Data extracted from a collection

● ● ●

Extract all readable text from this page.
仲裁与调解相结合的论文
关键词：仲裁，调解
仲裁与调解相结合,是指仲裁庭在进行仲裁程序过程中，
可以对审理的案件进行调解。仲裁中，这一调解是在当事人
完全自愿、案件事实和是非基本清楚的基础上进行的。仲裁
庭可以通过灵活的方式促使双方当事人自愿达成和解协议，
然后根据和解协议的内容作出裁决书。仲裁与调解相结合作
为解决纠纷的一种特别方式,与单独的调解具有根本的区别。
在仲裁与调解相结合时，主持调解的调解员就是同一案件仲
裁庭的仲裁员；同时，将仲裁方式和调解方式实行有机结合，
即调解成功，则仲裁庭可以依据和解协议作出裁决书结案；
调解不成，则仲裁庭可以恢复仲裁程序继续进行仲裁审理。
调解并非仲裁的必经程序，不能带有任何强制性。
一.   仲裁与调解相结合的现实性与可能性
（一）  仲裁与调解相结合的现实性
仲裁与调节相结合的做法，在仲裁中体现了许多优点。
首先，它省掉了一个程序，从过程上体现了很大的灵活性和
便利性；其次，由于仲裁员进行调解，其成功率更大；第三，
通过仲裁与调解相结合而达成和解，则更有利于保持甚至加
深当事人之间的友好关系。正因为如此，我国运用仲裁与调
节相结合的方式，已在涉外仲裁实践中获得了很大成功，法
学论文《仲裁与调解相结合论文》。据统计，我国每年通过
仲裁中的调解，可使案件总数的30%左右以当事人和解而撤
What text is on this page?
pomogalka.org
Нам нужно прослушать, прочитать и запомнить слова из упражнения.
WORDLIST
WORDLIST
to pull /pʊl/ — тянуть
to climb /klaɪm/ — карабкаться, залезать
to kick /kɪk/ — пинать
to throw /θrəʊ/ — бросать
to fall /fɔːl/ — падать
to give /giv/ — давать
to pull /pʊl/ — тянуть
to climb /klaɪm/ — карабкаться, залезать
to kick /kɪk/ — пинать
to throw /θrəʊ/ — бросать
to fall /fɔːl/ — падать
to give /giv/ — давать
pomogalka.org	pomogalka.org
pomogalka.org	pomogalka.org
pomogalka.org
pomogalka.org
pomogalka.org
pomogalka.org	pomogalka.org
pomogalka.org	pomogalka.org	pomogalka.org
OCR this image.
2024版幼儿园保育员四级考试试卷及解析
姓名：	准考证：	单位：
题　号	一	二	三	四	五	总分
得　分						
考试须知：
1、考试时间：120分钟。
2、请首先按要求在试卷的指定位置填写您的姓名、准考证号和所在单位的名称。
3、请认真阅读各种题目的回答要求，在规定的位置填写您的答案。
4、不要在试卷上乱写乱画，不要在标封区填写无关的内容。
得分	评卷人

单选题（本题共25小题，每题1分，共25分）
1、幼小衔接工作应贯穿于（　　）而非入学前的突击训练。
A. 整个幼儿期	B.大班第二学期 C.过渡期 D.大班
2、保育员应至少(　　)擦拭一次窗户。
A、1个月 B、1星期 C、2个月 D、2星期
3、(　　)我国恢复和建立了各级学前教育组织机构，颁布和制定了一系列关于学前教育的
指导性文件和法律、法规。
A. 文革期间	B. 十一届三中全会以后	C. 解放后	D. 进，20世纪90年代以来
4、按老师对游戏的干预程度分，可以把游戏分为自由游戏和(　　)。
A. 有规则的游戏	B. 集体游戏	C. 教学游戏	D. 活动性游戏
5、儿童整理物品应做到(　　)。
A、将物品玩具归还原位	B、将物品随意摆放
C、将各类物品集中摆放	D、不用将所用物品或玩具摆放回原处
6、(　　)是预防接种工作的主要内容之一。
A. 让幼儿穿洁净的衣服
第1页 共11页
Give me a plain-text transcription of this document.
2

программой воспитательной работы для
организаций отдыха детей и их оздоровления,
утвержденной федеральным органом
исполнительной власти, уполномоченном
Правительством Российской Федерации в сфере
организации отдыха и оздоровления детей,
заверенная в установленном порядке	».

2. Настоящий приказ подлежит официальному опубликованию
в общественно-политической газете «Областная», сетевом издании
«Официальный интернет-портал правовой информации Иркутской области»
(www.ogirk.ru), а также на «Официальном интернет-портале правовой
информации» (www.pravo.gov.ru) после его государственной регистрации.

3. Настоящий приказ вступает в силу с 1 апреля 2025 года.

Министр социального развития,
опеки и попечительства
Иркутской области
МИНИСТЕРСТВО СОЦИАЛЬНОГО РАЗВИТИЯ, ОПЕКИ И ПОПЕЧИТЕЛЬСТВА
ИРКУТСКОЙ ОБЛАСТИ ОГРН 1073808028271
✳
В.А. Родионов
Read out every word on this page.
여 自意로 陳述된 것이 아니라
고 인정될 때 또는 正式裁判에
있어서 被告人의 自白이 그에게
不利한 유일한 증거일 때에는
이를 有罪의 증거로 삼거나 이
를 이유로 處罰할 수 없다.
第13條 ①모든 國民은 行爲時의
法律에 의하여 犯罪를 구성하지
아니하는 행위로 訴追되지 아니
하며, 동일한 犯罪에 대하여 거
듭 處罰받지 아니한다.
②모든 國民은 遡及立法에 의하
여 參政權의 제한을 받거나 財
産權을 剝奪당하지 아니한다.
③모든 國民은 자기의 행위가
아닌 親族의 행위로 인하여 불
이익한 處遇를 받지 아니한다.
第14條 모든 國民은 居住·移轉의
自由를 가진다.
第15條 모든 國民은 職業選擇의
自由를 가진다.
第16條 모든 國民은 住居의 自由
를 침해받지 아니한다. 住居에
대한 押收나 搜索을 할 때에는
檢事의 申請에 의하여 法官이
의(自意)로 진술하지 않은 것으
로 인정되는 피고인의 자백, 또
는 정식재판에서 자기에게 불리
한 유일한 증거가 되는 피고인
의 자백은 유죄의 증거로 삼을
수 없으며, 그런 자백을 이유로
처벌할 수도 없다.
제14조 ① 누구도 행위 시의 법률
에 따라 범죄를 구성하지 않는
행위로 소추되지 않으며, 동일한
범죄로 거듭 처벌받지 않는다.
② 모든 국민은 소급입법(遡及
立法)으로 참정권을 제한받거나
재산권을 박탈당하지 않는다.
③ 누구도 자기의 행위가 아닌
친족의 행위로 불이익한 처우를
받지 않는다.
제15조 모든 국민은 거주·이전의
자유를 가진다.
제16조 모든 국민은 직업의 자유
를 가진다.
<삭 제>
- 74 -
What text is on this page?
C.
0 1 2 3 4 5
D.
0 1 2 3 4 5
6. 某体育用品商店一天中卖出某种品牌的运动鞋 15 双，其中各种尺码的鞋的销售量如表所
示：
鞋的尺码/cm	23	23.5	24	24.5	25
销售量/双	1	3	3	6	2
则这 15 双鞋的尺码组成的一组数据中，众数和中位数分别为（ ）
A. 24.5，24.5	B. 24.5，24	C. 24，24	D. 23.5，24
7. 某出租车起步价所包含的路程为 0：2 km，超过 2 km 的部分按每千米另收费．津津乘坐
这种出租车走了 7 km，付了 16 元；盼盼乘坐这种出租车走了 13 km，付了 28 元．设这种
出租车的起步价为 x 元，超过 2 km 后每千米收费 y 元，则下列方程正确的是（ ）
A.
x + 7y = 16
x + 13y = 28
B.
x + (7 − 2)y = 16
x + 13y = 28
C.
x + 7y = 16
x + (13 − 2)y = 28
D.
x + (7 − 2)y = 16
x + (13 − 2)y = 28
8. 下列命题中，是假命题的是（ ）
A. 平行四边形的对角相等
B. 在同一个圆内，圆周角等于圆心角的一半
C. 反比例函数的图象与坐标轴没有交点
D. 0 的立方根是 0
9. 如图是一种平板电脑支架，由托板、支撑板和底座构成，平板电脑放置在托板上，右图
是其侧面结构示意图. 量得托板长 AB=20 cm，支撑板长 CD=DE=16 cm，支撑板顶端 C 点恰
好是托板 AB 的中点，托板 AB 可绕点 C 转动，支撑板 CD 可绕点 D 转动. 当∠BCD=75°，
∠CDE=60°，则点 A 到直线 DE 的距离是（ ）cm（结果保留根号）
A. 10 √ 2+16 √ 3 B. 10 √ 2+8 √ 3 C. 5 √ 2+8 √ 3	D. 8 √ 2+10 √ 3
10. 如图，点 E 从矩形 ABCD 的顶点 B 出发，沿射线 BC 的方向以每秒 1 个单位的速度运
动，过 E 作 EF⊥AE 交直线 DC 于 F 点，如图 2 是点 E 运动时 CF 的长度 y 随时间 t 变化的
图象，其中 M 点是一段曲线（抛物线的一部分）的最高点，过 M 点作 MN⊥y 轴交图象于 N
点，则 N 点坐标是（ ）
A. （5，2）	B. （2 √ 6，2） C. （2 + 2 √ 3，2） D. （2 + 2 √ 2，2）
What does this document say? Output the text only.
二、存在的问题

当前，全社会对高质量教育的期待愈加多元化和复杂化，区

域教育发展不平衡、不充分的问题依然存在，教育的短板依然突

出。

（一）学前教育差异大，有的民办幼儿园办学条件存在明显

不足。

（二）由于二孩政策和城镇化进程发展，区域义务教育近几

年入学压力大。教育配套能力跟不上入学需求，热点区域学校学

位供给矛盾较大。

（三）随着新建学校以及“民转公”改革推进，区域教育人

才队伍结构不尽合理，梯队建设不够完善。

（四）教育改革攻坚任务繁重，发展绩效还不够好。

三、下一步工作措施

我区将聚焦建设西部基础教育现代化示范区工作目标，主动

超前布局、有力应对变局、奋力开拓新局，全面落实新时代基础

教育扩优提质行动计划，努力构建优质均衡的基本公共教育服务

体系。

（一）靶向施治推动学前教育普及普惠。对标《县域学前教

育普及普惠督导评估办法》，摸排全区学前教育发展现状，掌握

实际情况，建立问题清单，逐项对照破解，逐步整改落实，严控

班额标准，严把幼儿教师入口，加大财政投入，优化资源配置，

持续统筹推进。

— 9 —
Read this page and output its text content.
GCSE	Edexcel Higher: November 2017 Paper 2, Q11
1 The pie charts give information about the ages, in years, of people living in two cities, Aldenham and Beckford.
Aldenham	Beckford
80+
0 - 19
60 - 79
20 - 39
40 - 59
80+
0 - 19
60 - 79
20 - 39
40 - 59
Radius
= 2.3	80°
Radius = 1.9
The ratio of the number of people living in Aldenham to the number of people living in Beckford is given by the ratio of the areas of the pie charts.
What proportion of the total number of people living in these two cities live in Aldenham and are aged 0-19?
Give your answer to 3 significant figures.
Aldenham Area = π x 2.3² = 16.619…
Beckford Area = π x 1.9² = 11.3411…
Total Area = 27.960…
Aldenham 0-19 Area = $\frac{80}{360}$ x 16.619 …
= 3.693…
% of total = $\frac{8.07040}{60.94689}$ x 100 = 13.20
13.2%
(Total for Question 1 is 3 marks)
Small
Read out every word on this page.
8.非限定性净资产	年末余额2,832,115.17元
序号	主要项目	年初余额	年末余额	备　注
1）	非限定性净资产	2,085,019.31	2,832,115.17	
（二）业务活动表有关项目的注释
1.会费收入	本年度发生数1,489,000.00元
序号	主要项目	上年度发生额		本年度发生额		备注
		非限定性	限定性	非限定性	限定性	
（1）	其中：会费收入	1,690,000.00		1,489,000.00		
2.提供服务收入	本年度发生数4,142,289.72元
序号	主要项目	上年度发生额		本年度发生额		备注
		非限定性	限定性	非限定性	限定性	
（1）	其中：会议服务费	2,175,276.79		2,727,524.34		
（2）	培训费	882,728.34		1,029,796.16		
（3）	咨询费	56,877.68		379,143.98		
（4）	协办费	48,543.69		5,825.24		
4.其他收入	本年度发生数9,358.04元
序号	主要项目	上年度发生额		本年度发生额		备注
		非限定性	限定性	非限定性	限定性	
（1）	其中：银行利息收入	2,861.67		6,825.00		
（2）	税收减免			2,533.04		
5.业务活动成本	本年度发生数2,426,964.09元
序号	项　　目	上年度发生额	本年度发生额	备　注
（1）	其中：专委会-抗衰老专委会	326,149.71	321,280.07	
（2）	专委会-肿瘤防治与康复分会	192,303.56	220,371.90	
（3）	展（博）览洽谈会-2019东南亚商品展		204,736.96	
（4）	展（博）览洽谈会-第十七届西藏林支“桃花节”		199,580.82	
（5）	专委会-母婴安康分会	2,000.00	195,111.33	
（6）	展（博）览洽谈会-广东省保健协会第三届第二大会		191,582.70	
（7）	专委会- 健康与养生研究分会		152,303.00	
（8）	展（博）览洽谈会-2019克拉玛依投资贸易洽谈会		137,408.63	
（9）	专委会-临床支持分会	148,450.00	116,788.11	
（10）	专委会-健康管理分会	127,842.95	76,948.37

● ● ●

**SHORT EXERCISE:** Lines that include the word "оздоровления" are to be extracted from the data above.

**FULL SOLUTION:**
организаций отдыха детей и их оздоровления,
организации отдыха и оздоровления детей,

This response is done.